> [Exercise description]: Find each line holding "Inappropiate" and copy it out.

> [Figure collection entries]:
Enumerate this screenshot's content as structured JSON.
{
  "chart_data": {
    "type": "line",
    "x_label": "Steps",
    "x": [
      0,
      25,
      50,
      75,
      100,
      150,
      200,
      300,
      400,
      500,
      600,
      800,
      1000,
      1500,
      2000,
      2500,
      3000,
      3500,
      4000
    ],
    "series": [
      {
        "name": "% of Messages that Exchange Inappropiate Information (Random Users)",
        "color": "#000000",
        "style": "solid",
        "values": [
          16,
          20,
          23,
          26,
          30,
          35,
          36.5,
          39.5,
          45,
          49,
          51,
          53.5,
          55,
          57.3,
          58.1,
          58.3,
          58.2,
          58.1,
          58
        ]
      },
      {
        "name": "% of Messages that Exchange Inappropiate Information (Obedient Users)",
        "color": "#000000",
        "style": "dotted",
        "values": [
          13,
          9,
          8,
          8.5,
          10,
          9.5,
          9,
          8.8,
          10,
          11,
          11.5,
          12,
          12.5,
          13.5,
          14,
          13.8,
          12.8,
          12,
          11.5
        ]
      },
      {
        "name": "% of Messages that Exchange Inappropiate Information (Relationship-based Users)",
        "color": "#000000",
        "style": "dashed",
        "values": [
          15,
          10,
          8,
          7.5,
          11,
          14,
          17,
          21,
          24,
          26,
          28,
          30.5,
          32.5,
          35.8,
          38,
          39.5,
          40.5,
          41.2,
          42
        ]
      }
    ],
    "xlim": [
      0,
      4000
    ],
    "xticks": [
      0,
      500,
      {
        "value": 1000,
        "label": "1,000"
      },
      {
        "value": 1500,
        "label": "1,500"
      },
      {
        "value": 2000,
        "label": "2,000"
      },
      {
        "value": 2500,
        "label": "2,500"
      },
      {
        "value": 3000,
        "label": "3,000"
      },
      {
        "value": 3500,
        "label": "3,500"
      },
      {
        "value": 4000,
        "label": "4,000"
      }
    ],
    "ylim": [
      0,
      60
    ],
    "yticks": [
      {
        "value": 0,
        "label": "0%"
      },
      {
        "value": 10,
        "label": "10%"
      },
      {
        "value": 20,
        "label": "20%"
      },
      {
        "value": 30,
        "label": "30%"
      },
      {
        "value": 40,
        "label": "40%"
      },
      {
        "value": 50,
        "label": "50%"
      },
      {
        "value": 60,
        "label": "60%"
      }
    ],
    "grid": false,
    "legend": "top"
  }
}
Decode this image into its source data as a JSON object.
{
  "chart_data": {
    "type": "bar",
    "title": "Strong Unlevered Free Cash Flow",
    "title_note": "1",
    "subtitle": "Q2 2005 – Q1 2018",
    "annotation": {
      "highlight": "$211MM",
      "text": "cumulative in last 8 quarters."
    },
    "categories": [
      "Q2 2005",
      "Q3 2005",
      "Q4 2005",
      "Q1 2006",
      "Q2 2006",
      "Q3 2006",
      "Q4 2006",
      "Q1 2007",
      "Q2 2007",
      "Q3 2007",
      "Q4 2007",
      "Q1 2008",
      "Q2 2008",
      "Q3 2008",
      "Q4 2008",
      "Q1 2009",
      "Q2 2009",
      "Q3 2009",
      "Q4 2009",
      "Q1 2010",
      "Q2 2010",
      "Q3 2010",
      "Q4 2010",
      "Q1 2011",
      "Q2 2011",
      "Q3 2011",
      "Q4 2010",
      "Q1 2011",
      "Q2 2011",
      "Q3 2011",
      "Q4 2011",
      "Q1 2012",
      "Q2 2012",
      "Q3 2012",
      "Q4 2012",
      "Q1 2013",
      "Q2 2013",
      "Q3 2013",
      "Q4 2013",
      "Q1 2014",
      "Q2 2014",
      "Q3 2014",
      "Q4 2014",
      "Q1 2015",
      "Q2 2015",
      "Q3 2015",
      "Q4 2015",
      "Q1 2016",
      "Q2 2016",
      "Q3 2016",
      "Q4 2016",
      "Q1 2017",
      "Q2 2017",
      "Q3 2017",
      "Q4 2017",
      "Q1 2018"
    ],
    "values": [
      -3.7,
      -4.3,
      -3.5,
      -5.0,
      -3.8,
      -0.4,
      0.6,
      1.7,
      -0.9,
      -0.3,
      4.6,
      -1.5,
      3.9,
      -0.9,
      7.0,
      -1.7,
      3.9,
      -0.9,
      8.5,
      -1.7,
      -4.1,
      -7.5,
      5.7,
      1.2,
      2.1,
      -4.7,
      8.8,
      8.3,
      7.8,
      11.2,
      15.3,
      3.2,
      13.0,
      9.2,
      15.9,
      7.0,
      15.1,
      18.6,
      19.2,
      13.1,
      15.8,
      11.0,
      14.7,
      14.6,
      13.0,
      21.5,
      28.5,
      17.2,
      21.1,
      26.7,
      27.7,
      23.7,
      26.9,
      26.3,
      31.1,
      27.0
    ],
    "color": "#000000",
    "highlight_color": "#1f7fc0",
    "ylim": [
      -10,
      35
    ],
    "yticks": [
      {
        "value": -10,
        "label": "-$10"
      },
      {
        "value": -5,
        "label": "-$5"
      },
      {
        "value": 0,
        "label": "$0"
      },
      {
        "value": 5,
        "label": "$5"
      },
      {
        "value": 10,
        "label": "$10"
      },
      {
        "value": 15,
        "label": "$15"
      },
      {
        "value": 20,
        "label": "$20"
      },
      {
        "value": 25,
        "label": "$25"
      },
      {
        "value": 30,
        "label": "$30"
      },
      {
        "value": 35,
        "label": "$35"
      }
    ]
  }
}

> [Output]:
        "name": "% of Messages that Exchange Inappropiate Information (Random Users)",
        "name": "% of Messages that Exchange Inappropiate Information (Obedient Users)",
        "name": "% of Messages that Exchange Inappropiate Information (Relationship-based Users)",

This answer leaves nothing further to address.